Task statement: Copy each line of the listing below exactly.

Extracted data:
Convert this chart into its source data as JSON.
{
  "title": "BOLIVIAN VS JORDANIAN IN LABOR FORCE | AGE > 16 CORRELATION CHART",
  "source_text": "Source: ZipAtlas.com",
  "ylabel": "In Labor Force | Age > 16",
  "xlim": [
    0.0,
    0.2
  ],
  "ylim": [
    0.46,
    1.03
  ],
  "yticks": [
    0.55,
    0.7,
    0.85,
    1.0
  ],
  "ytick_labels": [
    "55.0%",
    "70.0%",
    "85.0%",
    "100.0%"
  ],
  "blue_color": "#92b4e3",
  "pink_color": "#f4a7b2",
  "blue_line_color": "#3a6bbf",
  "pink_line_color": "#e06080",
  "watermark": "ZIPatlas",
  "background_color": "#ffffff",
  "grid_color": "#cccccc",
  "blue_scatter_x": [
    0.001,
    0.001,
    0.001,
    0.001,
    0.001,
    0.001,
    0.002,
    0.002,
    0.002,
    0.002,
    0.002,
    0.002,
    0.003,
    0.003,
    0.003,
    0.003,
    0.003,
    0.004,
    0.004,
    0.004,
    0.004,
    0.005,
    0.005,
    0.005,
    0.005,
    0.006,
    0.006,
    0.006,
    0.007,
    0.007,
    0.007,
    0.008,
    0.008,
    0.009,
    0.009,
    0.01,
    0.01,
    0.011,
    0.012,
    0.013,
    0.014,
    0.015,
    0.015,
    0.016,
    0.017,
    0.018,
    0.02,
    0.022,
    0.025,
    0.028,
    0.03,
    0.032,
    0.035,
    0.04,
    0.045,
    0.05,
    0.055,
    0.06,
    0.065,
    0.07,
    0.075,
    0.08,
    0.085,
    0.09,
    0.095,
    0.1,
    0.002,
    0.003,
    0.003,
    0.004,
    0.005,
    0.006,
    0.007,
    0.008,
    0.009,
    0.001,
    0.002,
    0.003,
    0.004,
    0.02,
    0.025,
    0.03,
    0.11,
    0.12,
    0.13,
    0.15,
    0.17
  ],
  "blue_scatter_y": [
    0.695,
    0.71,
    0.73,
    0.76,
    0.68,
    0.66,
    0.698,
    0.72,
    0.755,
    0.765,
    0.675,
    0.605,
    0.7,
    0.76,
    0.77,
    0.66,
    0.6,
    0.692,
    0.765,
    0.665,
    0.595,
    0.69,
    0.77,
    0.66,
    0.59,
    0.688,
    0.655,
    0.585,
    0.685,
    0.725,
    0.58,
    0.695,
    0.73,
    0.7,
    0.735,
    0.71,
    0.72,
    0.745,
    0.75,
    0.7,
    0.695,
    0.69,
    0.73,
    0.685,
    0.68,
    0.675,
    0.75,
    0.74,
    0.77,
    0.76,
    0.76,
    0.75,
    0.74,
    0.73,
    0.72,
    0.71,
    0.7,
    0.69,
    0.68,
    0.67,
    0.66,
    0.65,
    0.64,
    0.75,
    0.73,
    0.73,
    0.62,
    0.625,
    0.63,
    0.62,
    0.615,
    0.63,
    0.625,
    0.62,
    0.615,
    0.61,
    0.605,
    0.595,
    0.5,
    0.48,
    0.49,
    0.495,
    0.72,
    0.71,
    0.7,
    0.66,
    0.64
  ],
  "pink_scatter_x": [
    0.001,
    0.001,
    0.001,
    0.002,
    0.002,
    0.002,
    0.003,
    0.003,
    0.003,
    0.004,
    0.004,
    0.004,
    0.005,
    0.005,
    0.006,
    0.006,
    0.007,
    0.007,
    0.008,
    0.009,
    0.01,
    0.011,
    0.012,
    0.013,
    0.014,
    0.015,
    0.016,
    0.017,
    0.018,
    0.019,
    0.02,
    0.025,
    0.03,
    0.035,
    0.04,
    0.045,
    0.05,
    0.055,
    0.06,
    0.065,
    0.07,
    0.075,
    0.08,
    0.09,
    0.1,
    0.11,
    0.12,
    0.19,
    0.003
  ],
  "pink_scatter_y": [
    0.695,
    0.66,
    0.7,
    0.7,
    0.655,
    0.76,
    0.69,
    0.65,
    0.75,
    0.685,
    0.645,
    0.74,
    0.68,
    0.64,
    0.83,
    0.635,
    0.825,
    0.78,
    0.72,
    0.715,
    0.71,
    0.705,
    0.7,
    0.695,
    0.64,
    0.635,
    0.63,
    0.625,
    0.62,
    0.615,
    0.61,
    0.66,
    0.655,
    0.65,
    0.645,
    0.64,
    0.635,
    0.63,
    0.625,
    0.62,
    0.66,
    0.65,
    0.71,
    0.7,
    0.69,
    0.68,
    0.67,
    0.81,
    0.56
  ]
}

Response:
Convert this chart into its source data as JSON.
{
  "title": "BOLIVIAN VS JORDANIAN IN LABOR FORCE | AGE > 16 CORRELATION CHART",
  "source_text": "Source: ZipAtlas.com",
  "ylabel": "In Labor Force | Age > 16",
  "xlim": [
    0.0,
    0.2
  ],
  "ylim": [
    0.46,
    1.03
  ],
  "yticks": [
    0.55,
    0.7,
    0.85,
    1.0
  ],
  "ytick_labels": [
    "55.0%",
    "70.0%",
    "85.0%",
    "100.0%"
  ],
  "blue_color": "#92b4e3",
  "pink_color": "#f4a7b2",
  "blue_line_color": "#3a6bbf",
  "pink_line_color": "#e06080",
  "watermark": "ZIPatlas",
  "background_color": "#ffffff",
  "grid_color": "#cccccc",
  "blue_scatter_x": [
    0.001,
    0.001,
    0.001,
    0.001,
    0.001,
    0.001,
    0.002,
    0.002,
    0.002,
    0.002,
    0.002,
    0.002,
    0.003,
    0.003,
    0.003,
    0.003,
    0.003,
    0.004,
    0.004,
    0.004,
    0.004,
    0.005,
    0.005,
    0.005,
    0.005,
    0.006,
    0.006,
    0.006,
    0.007,
    0.007,
    0.007,
    0.008,
    0.008,
    0.009,
    0.009,
    0.01,
    0.01,
    0.011,
    0.012,
    0.013,
    0.014,
    0.015,
    0.015,
    0.016,
    0.017,
    0.018,
    0.02,
    0.022,
    0.025,
    0.028,
    0.03,
    0.032,
    0.035,
    0.04,
    0.045,
    0.05,
    0.055,
    0.06,
    0.065,
    0.07,
    0.075,
    0.08,
    0.085,
    0.09,
    0.095,
    0.1,
    0.002,
    0.003,
    0.003,
    0.004,
    0.005,
    0.006,
    0.007,
    0.008,
    0.009,
    0.001,
    0.002,
    0.003,
    0.004,
    0.02,
    0.025,
    0.03,
    0.11,
    0.12,
    0.13,
    0.15,
    0.17
  ],
  "blue_scatter_y": [
    0.695,
    0.71,
    0.73,
    0.76,
    0.68,
    0.66,
    0.698,
    0.72,
    0.755,
    0.765,
    0.675,
    0.605,
    0.7,
    0.76,
    0.77,
    0.66,
    0.6,
    0.692,
    0.765,
    0.665,
    0.595,
    0.69,
    0.77,
    0.66,
    0.59,
    0.688,
    0.655,
    0.585,
    0.685,
    0.725,
    0.58,
    0.695,
    0.73,
    0.7,
    0.735,
    0.71,
    0.72,
    0.745,
    0.75,
    0.7,
    0.695,
    0.69,
    0.73,
    0.685,
    0.68,
    0.675,
    0.75,
    0.74,
    0.77,
    0.76,
    0.76,
    0.75,
    0.74,
    0.73,
    0.72,
    0.71,
    0.7,
    0.69,
    0.68,
    0.67,
    0.66,
    0.65,
    0.64,
    0.75,
    0.73,
    0.73,
    0.62,
    0.625,
    0.63,
    0.62,
    0.615,
    0.63,
    0.625,
    0.62,
    0.615,
    0.61,
    0.605,
    0.595,
    0.5,
    0.48,
    0.49,
    0.495,
    0.72,
    0.71,
    0.7,
    0.66,
    0.64
  ],
  "pink_scatter_x": [
    0.001,
    0.001,
    0.001,
    0.002,
    0.002,
    0.002,
    0.003,
    0.003,
    0.003,
    0.004,
    0.004,
    0.004,
    0.005,
    0.005,
    0.006,
    0.006,
    0.007,
    0.007,
    0.008,
    0.009,
    0.01,
    0.011,
    0.012,
    0.013,
    0.014,
    0.015,
    0.016,
    0.017,
    0.018,
    0.019,
    0.02,
    0.025,
    0.03,
    0.035,
    0.04,
    0.045,
    0.05,
    0.055,
    0.06,
    0.065,
    0.07,
    0.075,
    0.08,
    0.09,
    0.1,
    0.11,
    0.12,
    0.19,
    0.003
  ],
  "pink_scatter_y": [
    0.695,
    0.66,
    0.7,
    0.7,
    0.655,
    0.76,
    0.69,
    0.65,
    0.75,
    0.685,
    0.645,
    0.74,
    0.68,
    0.64,
    0.83,
    0.635,
    0.825,
    0.78,
    0.72,
    0.715,
    0.71,
    0.705,
    0.7,
    0.695,
    0.64,
    0.635,
    0.63,
    0.625,
    0.62,
    0.615,
    0.61,
    0.66,
    0.655,
    0.65,
    0.645,
    0.64,
    0.635,
    0.63,
    0.625,
    0.62,
    0.66,
    0.65,
    0.71,
    0.7,
    0.69,
    0.68,
    0.67,
    0.81,
    0.56
  ]
}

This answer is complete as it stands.